___ Texto proporcionado

De familia de bajos recursos, Nancy nació en Trelew y creció en una villa de Puerto Madryn, sin techo, lo único que tenían era un auto, donde vivieron durante un tiempo. Nancy reivindica su clase y recuerda los días en los que el único plato de comida que tenía era el que conseguía en el comedor del barrio. Su primer trabajo lo tuvo a los nueve años, vendía agujas e hilos en la calle. Después limpió casas, fue niñera, vendió carbón, dio clases particulares, trabajaba todo el día, pero la plata nunca le alcanzaba.
A los 17 tuvo su primer y único hijo, madre soltera, desesperada por conseguir un sustento económico se enteró de un curso para camarera de barco que brindaba Prefectura. Así comenzó su carrera para llegar al mar. Sin descanso trabajaba de mañana y estudiaba de tarde. Consiguió su libreta de embarque y en 1996, a sus 19 años comenzó su primera travesía a bordo como camarera en un ambiente muy hostil.
“Sufrí todo tipo de abusos e insultos, una noche mientras dormía un oficial entró a mi camarote, me tapó la boca, se me subió encima y me manoseó. Fue una situación espantosa, no tenía forma de defenderme. Al otro día me llamó el capitán para decirme ‘cómo una puta como yo podía ensuciar el buen nombre de un padre de familia’. El tipo se adelantó pensando que lo podía denunciar y le dijo al capitán que yo lo había provocado. Agaché la cabeza y no pude decir nada, se me caían las lágrimas, nadie iba a creer lo que había pasado realmente.”
Nancy juntó fuerzas y continuó formándose para ascender a marinera, no le fue fácil, dos años después llegaron también las primeras manifestaciones de discriminación, sus superiores le decían que no aceptaban mujeres, pero se plantó, insistió y logró rendir el examen para convertirse en marinera.
“Encima una negra cabeza”

______

* [Tarea 1]: Según el texto sobre Nancy, ¿qué vendía ella en la calle en su primer trabajo?
* [Tarea 2]: Reproduzca sin cambios el pasaje del texto sobre Nancy que comienza en las palabras "Nancy juntó fuerzas" y termina tras las palabras "convertirse en marinera.".
* [Tarea 3]: Enumere todos los trabajos que, según el texto sobre Nancy, ella realizó antes de hacer el curso de camarera de barco.
Los datos no tienen ningún papel en este ejercicio.

___ Datos proporcionados

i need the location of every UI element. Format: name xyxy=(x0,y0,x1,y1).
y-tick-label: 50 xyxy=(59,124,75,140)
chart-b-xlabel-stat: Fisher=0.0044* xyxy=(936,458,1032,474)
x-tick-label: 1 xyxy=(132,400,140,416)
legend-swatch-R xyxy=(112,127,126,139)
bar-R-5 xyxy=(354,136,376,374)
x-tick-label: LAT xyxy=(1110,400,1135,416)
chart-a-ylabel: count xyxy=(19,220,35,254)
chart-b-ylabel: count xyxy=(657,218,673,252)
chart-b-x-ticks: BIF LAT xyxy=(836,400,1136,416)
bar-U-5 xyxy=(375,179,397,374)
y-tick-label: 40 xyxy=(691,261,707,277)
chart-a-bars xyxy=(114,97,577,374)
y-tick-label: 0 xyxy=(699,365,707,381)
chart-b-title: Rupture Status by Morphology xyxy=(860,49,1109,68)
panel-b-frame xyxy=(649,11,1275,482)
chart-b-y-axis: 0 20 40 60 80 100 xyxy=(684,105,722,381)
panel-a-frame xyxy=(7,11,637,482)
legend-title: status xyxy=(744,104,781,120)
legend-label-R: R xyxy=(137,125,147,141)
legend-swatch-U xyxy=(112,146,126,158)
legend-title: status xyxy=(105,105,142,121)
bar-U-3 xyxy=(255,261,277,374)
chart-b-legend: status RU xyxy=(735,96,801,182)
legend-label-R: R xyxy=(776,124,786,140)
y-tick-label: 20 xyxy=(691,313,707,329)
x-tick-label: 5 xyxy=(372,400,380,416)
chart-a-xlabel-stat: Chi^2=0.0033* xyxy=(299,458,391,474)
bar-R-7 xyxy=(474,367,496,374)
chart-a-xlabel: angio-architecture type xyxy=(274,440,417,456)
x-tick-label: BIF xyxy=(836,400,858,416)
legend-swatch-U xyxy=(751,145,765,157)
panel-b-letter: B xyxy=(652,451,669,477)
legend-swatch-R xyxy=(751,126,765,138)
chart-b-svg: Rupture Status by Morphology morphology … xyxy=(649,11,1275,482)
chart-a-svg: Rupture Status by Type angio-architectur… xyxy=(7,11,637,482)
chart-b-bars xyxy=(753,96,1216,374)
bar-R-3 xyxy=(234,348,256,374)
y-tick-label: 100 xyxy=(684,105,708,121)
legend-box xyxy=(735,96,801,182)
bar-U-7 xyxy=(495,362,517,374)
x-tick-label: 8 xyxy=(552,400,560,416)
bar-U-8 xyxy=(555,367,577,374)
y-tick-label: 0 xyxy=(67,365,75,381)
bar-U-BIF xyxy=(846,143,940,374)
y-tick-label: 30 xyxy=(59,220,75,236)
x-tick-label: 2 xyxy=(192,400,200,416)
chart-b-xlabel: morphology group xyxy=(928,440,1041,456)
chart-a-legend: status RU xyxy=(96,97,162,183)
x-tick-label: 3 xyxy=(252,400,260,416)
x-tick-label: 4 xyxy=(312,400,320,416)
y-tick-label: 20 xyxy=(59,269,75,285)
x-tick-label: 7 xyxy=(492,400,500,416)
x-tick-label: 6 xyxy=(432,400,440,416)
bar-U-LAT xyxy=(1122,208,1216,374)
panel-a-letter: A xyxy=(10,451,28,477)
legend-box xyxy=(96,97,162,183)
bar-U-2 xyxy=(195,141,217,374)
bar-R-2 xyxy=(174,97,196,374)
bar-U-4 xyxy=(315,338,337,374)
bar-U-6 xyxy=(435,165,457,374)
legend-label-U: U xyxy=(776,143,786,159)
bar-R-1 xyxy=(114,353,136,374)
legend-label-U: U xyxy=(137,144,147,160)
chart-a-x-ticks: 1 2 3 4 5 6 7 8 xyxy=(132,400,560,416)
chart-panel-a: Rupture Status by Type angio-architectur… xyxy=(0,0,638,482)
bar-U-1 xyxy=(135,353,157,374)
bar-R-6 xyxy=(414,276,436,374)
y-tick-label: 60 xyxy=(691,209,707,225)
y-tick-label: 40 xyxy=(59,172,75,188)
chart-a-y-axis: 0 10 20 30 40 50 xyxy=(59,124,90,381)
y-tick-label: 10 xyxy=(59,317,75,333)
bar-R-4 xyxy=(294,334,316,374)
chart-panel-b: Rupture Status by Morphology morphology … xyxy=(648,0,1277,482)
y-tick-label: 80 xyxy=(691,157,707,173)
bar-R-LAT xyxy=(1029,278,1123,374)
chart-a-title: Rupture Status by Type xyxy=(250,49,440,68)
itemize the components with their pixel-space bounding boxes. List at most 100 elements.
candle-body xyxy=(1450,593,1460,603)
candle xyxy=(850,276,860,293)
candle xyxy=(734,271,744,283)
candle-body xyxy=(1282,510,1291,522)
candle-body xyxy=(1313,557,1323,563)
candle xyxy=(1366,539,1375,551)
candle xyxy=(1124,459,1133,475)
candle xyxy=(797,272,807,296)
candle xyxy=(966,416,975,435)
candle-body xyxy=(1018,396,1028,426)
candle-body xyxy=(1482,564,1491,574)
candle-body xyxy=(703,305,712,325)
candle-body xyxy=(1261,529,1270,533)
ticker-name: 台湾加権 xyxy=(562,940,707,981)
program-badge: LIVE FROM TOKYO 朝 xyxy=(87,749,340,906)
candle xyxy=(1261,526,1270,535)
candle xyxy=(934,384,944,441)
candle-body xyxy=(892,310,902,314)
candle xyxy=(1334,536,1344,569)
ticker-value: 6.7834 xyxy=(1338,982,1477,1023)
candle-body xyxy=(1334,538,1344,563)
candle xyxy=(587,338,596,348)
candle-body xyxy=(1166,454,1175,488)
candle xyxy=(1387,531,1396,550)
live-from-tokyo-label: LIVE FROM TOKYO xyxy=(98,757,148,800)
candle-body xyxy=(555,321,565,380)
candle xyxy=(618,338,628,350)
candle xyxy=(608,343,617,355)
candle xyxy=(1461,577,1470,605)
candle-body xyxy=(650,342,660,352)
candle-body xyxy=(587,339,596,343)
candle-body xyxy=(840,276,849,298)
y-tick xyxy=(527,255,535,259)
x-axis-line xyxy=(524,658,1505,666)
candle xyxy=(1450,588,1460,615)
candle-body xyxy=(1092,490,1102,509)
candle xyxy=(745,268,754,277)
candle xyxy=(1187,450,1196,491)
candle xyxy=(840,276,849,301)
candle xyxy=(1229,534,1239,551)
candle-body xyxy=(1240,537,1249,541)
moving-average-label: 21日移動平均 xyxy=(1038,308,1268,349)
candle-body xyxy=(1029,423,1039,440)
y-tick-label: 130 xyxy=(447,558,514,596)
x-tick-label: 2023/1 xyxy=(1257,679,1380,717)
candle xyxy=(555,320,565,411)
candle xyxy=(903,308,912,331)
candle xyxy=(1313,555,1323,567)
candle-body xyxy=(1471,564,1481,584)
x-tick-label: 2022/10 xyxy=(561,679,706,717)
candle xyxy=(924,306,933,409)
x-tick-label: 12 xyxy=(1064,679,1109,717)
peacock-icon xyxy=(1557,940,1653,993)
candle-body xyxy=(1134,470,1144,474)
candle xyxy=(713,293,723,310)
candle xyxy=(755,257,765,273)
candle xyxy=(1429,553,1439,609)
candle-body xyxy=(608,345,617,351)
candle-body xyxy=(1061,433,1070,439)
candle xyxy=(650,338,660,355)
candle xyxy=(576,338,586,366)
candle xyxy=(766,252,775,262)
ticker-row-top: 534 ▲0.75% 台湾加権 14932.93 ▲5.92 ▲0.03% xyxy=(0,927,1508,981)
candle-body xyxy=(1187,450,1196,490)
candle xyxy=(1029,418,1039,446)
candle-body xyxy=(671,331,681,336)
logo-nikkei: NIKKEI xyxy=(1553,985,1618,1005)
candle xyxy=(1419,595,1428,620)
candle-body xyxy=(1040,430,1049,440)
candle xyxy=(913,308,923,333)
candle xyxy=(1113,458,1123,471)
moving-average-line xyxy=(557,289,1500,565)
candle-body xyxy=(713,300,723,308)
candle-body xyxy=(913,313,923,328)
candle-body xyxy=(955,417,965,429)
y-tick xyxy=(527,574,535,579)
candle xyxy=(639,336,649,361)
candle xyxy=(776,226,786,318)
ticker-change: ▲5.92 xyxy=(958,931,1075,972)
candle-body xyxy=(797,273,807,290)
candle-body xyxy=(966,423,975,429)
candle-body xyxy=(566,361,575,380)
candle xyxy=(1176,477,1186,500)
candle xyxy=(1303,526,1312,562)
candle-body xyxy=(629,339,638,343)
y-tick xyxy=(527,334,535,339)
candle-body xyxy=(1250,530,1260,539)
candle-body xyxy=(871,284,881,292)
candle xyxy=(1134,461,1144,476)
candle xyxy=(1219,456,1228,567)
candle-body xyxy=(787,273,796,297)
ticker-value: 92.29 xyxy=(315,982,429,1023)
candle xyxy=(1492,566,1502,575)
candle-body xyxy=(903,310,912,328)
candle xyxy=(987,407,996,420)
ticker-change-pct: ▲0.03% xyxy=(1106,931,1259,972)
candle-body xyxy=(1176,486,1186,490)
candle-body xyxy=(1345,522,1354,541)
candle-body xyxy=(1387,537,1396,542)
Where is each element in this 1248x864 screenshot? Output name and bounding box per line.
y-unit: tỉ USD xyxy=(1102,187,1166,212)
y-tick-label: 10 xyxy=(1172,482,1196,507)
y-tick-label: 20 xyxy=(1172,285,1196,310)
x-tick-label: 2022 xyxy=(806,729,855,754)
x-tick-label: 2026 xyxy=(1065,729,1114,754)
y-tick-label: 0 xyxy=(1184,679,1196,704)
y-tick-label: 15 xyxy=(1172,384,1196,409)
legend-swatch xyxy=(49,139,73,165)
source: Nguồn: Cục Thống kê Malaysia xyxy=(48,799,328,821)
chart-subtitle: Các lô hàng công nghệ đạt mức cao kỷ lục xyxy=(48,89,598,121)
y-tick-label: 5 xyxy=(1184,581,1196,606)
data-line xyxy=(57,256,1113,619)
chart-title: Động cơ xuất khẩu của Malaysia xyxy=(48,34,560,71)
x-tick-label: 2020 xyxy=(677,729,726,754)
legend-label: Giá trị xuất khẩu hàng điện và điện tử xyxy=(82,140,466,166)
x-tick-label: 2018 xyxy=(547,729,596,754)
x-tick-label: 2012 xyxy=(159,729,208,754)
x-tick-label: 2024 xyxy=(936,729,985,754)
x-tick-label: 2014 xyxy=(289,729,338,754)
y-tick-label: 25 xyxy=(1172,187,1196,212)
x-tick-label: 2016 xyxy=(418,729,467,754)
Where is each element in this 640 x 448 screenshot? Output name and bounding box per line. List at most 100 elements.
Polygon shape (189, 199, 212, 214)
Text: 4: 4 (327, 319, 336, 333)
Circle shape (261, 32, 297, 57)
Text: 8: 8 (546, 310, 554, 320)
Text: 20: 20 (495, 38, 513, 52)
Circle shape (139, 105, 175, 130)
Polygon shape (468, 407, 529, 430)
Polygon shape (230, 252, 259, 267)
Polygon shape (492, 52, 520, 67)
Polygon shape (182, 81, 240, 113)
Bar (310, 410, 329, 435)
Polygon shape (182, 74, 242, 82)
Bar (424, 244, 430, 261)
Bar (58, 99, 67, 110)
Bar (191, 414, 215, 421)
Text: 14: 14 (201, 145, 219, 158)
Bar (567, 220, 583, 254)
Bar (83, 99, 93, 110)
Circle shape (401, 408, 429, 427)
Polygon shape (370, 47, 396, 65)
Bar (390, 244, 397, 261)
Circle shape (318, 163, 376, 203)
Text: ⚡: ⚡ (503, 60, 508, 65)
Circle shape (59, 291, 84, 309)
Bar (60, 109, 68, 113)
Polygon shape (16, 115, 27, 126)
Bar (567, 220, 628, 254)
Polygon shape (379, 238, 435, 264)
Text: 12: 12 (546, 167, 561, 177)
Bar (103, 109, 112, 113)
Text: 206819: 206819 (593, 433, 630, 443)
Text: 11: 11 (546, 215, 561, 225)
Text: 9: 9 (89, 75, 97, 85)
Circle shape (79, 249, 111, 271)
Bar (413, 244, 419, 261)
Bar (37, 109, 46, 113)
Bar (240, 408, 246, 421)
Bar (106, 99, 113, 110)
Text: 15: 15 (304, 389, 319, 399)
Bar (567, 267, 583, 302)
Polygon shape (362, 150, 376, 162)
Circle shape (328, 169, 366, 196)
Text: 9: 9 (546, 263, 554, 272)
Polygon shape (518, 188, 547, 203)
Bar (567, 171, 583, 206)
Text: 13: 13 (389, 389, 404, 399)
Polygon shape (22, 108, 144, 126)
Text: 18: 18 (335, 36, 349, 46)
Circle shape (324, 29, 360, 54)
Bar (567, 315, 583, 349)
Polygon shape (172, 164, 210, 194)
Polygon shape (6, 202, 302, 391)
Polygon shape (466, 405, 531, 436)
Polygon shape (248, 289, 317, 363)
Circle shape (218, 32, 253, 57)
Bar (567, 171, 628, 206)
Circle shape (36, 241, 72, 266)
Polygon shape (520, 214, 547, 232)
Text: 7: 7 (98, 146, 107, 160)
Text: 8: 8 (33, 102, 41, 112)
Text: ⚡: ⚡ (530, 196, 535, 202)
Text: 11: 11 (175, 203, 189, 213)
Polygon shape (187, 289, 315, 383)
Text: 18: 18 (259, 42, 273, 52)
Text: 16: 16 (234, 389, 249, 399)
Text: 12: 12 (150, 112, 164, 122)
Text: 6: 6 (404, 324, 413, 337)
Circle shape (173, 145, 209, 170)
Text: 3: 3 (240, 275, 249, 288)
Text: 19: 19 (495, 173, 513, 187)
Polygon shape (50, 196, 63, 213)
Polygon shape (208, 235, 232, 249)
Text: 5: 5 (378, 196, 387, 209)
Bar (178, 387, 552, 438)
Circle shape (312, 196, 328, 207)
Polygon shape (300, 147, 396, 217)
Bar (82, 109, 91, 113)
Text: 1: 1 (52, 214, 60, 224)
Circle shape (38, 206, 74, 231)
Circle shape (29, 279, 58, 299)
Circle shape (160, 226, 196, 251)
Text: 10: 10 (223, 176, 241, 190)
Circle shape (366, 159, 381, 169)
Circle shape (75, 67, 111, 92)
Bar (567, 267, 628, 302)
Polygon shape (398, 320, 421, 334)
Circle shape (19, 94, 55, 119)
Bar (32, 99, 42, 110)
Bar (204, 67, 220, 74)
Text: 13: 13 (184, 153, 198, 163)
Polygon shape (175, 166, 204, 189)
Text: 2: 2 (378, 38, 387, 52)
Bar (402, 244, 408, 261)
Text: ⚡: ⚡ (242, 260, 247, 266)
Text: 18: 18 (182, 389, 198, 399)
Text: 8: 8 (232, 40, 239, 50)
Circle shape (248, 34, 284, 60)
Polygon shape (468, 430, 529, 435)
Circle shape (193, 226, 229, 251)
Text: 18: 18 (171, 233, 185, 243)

______

* [Resultado del ejercicio 1]: Vendía agujas e hilos.

* [Resultado del ejercicio 2]:
Nancy juntó fuerzas y continuó formándose para ascender a marinera, no le fue fácil, dos años después llegaron también las primeras manifestaciones de discriminación, sus superiores le decían que no aceptaban mujeres, pero se plantó, insistió y logró rendir el examen para convertirse en marinera.

* [Resultado del ejercicio 3]:
- Vender agujas e hilos en la calle
- Limpiar casas
- Ser niñera
- Vender carbón
- Dar clases particulares